| Datos proporcionados |

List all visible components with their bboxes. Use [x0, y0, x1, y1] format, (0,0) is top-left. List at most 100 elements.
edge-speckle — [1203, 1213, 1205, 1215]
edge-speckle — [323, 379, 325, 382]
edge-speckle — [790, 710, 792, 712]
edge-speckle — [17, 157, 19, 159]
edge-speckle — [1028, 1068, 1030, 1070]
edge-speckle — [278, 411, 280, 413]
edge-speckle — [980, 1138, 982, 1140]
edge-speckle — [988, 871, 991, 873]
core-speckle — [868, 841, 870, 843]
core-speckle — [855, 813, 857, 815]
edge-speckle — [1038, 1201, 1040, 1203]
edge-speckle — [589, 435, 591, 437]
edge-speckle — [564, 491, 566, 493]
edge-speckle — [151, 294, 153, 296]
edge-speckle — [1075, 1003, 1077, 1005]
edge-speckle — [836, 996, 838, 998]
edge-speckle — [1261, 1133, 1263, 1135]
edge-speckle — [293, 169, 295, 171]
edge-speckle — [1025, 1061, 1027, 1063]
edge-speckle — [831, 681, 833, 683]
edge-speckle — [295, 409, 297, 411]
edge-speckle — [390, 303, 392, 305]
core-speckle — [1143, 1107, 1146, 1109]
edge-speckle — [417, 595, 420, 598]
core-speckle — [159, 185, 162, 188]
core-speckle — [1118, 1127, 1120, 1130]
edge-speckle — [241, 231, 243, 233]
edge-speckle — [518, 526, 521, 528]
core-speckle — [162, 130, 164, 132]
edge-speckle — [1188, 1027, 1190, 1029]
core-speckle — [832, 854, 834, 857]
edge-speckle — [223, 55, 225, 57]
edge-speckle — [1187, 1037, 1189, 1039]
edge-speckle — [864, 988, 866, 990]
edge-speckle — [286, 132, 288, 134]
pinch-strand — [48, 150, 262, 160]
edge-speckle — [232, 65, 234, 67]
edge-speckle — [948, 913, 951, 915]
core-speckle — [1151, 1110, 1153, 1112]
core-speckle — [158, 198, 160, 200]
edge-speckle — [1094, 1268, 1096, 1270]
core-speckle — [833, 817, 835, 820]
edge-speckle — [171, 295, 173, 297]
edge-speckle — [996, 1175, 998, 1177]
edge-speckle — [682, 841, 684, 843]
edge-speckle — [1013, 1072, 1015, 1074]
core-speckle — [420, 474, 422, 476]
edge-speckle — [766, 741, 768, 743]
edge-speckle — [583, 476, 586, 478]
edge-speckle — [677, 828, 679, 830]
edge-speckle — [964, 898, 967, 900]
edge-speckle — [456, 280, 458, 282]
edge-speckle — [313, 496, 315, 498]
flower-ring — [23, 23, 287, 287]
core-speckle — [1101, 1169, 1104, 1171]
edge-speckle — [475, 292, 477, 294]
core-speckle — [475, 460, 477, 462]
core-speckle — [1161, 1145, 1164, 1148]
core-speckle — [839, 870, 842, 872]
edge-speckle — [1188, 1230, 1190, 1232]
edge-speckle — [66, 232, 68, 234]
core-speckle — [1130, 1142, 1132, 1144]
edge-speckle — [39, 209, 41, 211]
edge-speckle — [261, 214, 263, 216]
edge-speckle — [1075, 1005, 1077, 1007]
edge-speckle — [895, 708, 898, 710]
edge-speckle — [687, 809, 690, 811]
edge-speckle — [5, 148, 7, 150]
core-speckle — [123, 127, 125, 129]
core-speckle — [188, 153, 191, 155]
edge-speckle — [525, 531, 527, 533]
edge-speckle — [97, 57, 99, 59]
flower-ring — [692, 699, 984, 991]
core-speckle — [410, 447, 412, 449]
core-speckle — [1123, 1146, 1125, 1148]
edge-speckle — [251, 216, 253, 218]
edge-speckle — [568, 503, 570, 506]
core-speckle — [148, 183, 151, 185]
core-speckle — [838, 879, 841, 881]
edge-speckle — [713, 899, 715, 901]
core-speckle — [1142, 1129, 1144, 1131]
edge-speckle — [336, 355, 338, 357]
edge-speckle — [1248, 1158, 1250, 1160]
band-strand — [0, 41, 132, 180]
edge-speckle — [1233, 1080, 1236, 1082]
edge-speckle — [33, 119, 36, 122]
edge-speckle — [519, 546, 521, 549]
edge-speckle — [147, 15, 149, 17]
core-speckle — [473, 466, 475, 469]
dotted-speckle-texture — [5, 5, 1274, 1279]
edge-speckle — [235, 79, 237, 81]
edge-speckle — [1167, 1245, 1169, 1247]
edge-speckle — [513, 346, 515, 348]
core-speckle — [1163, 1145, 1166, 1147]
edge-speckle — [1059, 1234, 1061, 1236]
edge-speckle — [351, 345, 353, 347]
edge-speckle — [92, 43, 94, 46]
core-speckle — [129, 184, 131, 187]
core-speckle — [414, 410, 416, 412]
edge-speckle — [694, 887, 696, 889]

| Enunciado |
¿Puedes actualizar todos los ítems de arriba cambiando "flower-ring" por "petal-ring" y dejando todo lo demás igual?

| Respuesta correcta |
List all visible components with their bboxes. Use [x0, y0, x1, y1] format, (0,0) is top-left. List at most 100 elements.
edge-speckle — [1203, 1213, 1205, 1215]
edge-speckle — [323, 379, 325, 382]
edge-speckle — [790, 710, 792, 712]
edge-speckle — [17, 157, 19, 159]
edge-speckle — [1028, 1068, 1030, 1070]
edge-speckle — [278, 411, 280, 413]
edge-speckle — [980, 1138, 982, 1140]
edge-speckle — [988, 871, 991, 873]
core-speckle — [868, 841, 870, 843]
core-speckle — [855, 813, 857, 815]
edge-speckle — [1038, 1201, 1040, 1203]
edge-speckle — [589, 435, 591, 437]
edge-speckle — [564, 491, 566, 493]
edge-speckle — [151, 294, 153, 296]
edge-speckle — [1075, 1003, 1077, 1005]
edge-speckle — [836, 996, 838, 998]
edge-speckle — [1261, 1133, 1263, 1135]
edge-speckle — [293, 169, 295, 171]
edge-speckle — [1025, 1061, 1027, 1063]
edge-speckle — [831, 681, 833, 683]
edge-speckle — [295, 409, 297, 411]
edge-speckle — [390, 303, 392, 305]
core-speckle — [1143, 1107, 1146, 1109]
edge-speckle — [417, 595, 420, 598]
core-speckle — [159, 185, 162, 188]
core-speckle — [1118, 1127, 1120, 1130]
edge-speckle — [241, 231, 243, 233]
edge-speckle — [518, 526, 521, 528]
core-speckle — [162, 130, 164, 132]
edge-speckle — [1188, 1027, 1190, 1029]
core-speckle — [832, 854, 834, 857]
edge-speckle — [223, 55, 225, 57]
edge-speckle — [1187, 1037, 1189, 1039]
edge-speckle — [864, 988, 866, 990]
edge-speckle — [286, 132, 288, 134]
pinch-strand — [48, 150, 262, 160]
edge-speckle — [232, 65, 234, 67]
edge-speckle — [948, 913, 951, 915]
core-speckle — [1151, 1110, 1153, 1112]
core-speckle — [158, 198, 160, 200]
edge-speckle — [1094, 1268, 1096, 1270]
core-speckle — [833, 817, 835, 820]
edge-speckle — [171, 295, 173, 297]
edge-speckle — [996, 1175, 998, 1177]
edge-speckle — [682, 841, 684, 843]
edge-speckle — [1013, 1072, 1015, 1074]
core-speckle — [420, 474, 422, 476]
edge-speckle — [766, 741, 768, 743]
edge-speckle — [583, 476, 586, 478]
edge-speckle — [677, 828, 679, 830]
edge-speckle — [964, 898, 967, 900]
edge-speckle — [456, 280, 458, 282]
edge-speckle — [313, 496, 315, 498]
petal-ring — [23, 23, 287, 287]
core-speckle — [1101, 1169, 1104, 1171]
edge-speckle — [475, 292, 477, 294]
core-speckle — [475, 460, 477, 462]
core-speckle — [1161, 1145, 1164, 1148]
core-speckle — [839, 870, 842, 872]
edge-speckle — [1188, 1230, 1190, 1232]
edge-speckle — [66, 232, 68, 234]
core-speckle — [1130, 1142, 1132, 1144]
edge-speckle — [39, 209, 41, 211]
edge-speckle — [261, 214, 263, 216]
edge-speckle — [1075, 1005, 1077, 1007]
edge-speckle — [895, 708, 898, 710]
edge-speckle — [687, 809, 690, 811]
edge-speckle — [5, 148, 7, 150]
core-speckle — [123, 127, 125, 129]
core-speckle — [188, 153, 191, 155]
edge-speckle — [525, 531, 527, 533]
edge-speckle — [97, 57, 99, 59]
petal-ring — [692, 699, 984, 991]
core-speckle — [410, 447, 412, 449]
core-speckle — [1123, 1146, 1125, 1148]
edge-speckle — [251, 216, 253, 218]
edge-speckle — [568, 503, 570, 506]
core-speckle — [148, 183, 151, 185]
core-speckle — [838, 879, 841, 881]
edge-speckle — [713, 899, 715, 901]
core-speckle — [1142, 1129, 1144, 1131]
edge-speckle — [336, 355, 338, 357]
edge-speckle — [1248, 1158, 1250, 1160]
band-strand — [0, 41, 132, 180]
edge-speckle — [1233, 1080, 1236, 1082]
edge-speckle — [33, 119, 36, 122]
edge-speckle — [519, 546, 521, 549]
edge-speckle — [147, 15, 149, 17]
core-speckle — [473, 466, 475, 469]
dotted-speckle-texture — [5, 5, 1274, 1279]
edge-speckle — [235, 79, 237, 81]
edge-speckle — [1167, 1245, 1169, 1247]
edge-speckle — [513, 346, 515, 348]
core-speckle — [1163, 1145, 1166, 1147]
edge-speckle — [1059, 1234, 1061, 1236]
edge-speckle — [351, 345, 353, 347]
edge-speckle — [92, 43, 94, 46]
core-speckle — [129, 184, 131, 187]
core-speckle — [414, 410, 416, 412]
edge-speckle — [694, 887, 696, 889]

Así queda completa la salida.